• [PROBLEM TO SOLVE] Only lines holding the word "республиканских" should be copied from the material.
— Start —
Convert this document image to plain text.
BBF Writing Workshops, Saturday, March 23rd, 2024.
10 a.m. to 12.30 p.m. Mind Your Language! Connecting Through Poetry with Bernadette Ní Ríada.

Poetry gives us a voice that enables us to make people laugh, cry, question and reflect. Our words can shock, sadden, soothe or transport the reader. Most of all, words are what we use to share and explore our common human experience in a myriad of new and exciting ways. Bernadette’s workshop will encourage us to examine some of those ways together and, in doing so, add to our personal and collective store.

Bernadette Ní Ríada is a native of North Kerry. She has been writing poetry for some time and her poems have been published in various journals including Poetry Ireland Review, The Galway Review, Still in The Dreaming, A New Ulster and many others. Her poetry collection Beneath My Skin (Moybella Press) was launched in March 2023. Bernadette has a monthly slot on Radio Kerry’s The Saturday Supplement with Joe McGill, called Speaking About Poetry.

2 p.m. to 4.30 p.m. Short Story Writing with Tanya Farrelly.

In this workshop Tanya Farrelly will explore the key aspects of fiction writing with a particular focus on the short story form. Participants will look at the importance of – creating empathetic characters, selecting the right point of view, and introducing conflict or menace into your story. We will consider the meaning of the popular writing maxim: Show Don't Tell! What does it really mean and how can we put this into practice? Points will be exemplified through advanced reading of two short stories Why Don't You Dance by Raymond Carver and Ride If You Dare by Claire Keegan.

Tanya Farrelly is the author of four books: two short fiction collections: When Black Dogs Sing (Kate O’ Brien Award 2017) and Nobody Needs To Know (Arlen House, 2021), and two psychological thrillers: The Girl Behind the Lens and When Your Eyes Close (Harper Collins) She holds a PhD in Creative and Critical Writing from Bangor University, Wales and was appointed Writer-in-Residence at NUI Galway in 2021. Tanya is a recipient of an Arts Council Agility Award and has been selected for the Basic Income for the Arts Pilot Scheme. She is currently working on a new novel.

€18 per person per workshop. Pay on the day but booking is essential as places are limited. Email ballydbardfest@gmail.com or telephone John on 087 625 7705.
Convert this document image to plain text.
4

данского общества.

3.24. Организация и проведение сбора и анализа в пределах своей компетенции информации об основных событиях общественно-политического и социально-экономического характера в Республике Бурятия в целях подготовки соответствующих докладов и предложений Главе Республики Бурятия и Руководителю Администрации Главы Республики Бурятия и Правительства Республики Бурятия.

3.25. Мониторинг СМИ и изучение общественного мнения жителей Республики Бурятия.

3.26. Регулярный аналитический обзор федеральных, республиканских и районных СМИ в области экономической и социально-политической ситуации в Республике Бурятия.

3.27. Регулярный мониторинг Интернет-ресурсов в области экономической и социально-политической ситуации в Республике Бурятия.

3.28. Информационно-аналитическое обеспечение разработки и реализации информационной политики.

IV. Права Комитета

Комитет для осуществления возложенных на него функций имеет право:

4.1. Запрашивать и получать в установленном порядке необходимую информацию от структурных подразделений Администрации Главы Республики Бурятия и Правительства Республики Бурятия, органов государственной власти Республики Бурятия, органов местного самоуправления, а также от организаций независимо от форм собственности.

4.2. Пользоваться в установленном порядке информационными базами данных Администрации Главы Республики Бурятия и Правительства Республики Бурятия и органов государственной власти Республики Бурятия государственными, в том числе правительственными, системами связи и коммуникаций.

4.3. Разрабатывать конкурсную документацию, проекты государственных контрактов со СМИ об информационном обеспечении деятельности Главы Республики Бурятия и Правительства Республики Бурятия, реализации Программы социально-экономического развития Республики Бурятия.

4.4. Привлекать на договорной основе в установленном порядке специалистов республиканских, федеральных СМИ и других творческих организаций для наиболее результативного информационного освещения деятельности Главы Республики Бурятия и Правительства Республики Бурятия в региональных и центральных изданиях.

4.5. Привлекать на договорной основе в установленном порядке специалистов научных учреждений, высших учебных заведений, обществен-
— End —
• [ANSWER FOR THE TASK]
3.26. Регулярный аналитический обзор федеральных, республиканских и районных СМИ в области экономической и социально-политической ситуации в Республике Бурятия.
4.4. Привлекать на договорной основе в установленном порядке специалистов республиканских, федеральных СМИ и других творческих организаций для наиболее результативного информационного освещения деятельности Главы Республики Бурятия и Правительства Республики Бурятия в региональных и центральных изданиях.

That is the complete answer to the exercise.